-- Record excerpts start --

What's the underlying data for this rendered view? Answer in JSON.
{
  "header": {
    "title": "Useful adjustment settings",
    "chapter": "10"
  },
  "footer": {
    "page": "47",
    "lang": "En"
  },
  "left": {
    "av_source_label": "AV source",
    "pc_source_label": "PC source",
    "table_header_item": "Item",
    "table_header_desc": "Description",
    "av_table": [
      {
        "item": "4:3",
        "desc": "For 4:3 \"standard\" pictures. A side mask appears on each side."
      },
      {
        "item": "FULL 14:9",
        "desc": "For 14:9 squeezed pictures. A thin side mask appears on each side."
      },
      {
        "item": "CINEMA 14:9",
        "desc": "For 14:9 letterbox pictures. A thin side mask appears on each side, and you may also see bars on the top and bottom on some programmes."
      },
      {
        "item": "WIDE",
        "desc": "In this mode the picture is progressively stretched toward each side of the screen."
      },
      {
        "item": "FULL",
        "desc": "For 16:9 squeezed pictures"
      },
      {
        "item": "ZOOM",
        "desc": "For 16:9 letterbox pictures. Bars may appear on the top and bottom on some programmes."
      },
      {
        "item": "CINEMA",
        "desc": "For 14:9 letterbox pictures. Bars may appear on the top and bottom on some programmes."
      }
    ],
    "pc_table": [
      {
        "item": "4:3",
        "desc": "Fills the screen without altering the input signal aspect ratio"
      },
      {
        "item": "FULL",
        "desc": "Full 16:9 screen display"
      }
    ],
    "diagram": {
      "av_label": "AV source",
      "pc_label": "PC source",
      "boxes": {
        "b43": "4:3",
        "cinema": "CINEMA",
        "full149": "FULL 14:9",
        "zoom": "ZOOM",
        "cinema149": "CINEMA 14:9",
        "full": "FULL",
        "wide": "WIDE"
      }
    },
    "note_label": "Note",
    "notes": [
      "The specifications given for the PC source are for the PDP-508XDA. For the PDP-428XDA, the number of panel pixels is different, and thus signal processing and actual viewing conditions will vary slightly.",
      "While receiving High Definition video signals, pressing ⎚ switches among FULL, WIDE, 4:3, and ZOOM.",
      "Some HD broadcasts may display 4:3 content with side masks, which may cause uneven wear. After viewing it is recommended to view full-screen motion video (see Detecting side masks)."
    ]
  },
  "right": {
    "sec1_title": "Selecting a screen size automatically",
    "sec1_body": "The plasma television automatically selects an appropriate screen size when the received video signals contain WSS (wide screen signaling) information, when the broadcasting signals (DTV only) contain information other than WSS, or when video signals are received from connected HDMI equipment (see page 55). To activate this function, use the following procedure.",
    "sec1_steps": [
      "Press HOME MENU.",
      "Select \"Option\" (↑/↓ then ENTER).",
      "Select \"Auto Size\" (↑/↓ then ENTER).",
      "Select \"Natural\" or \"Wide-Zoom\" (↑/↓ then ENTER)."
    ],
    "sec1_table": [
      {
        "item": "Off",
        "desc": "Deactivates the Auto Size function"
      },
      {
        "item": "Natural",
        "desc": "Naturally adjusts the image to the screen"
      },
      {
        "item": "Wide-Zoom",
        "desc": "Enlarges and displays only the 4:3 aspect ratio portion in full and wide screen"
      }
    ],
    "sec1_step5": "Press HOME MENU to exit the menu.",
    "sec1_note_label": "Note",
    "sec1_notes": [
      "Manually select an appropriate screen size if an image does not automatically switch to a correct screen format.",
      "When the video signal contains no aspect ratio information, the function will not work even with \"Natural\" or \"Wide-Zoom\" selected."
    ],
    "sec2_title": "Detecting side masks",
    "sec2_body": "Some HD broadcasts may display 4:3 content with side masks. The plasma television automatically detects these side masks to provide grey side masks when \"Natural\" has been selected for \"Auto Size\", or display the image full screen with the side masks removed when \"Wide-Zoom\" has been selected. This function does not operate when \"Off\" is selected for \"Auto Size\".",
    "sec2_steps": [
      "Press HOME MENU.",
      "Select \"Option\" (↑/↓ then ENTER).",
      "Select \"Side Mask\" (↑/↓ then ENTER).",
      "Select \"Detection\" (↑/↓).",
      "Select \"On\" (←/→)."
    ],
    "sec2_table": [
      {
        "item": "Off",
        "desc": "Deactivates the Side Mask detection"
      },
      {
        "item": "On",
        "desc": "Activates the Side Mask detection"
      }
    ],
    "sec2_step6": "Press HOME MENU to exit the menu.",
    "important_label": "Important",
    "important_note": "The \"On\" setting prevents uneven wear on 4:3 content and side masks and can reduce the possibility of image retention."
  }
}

-- Record excerpts end --

▶ **Description of the task**: Using the listing above, retype each line exactly.

▶ **Full solution**:
What's the underlying data for this rendered view? Answer in JSON.
{
  "header": {
    "title": "Useful adjustment settings",
    "chapter": "10"
  },
  "footer": {
    "page": "47",
    "lang": "En"
  },
  "left": {
    "av_source_label": "AV source",
    "pc_source_label": "PC source",
    "table_header_item": "Item",
    "table_header_desc": "Description",
    "av_table": [
      {
        "item": "4:3",
        "desc": "For 4:3 \"standard\" pictures. A side mask appears on each side."
      },
      {
        "item": "FULL 14:9",
        "desc": "For 14:9 squeezed pictures. A thin side mask appears on each side."
      },
      {
        "item": "CINEMA 14:9",
        "desc": "For 14:9 letterbox pictures. A thin side mask appears on each side, and you may also see bars on the top and bottom on some programmes."
      },
      {
        "item": "WIDE",
        "desc": "In this mode the picture is progressively stretched toward each side of the screen."
      },
      {
        "item": "FULL",
        "desc": "For 16:9 squeezed pictures"
      },
      {
        "item": "ZOOM",
        "desc": "For 16:9 letterbox pictures. Bars may appear on the top and bottom on some programmes."
      },
      {
        "item": "CINEMA",
        "desc": "For 14:9 letterbox pictures. Bars may appear on the top and bottom on some programmes."
      }
    ],
    "pc_table": [
      {
        "item": "4:3",
        "desc": "Fills the screen without altering the input signal aspect ratio"
      },
      {
        "item": "FULL",
        "desc": "Full 16:9 screen display"
      }
    ],
    "diagram": {
      "av_label": "AV source",
      "pc_label": "PC source",
      "boxes": {
        "b43": "4:3",
        "cinema": "CINEMA",
        "full149": "FULL 14:9",
        "zoom": "ZOOM",
        "cinema149": "CINEMA 14:9",
        "full": "FULL",
        "wide": "WIDE"
      }
    },
    "note_label": "Note",
    "notes": [
      "The specifications given for the PC source are for the PDP-508XDA. For the PDP-428XDA, the number of panel pixels is different, and thus signal processing and actual viewing conditions will vary slightly.",
      "While receiving High Definition video signals, pressing ⎚ switches among FULL, WIDE, 4:3, and ZOOM.",
      "Some HD broadcasts may display 4:3 content with side masks, which may cause uneven wear. After viewing it is recommended to view full-screen motion video (see Detecting side masks)."
    ]
  },
  "right": {
    "sec1_title": "Selecting a screen size automatically",
    "sec1_body": "The plasma television automatically selects an appropriate screen size when the received video signals contain WSS (wide screen signaling) information, when the broadcasting signals (DTV only) contain information other than WSS, or when video signals are received from connected HDMI equipment (see page 55). To activate this function, use the following procedure.",
    "sec1_steps": [
      "Press HOME MENU.",
      "Select \"Option\" (↑/↓ then ENTER).",
      "Select \"Auto Size\" (↑/↓ then ENTER).",
      "Select \"Natural\" or \"Wide-Zoom\" (↑/↓ then ENTER)."
    ],
    "sec1_table": [
      {
        "item": "Off",
        "desc": "Deactivates the Auto Size function"
      },
      {
        "item": "Natural",
        "desc": "Naturally adjusts the image to the screen"
      },
      {
        "item": "Wide-Zoom",
        "desc": "Enlarges and displays only the 4:3 aspect ratio portion in full and wide screen"
      }
    ],
    "sec1_step5": "Press HOME MENU to exit the menu.",
    "sec1_note_label": "Note",
    "sec1_notes": [
      "Manually select an appropriate screen size if an image does not automatically switch to a correct screen format.",
      "When the video signal contains no aspect ratio information, the function will not work even with \"Natural\" or \"Wide-Zoom\" selected."
    ],
    "sec2_title": "Detecting side masks",
    "sec2_body": "Some HD broadcasts may display 4:3 content with side masks. The plasma television automatically detects these side masks to provide grey side masks when \"Natural\" has been selected for \"Auto Size\", or display the image full screen with the side masks removed when \"Wide-Zoom\" has been selected. This function does not operate when \"Off\" is selected for \"Auto Size\".",
    "sec2_steps": [
      "Press HOME MENU.",
      "Select \"Option\" (↑/↓ then ENTER).",
      "Select \"Side Mask\" (↑/↓ then ENTER).",
      "Select \"Detection\" (↑/↓).",
      "Select \"On\" (←/→)."
    ],
    "sec2_table": [
      {
        "item": "Off",
        "desc": "Deactivates the Side Mask detection"
      },
      {
        "item": "On",
        "desc": "Activates the Side Mask detection"
      }
    ],
    "sec2_step6": "Press HOME MENU to exit the menu.",
    "important_label": "Important",
    "important_note": "The \"On\" setting prevents uneven wear on 4:3 content and side masks and can reduce the possibility of image retention."
  }
}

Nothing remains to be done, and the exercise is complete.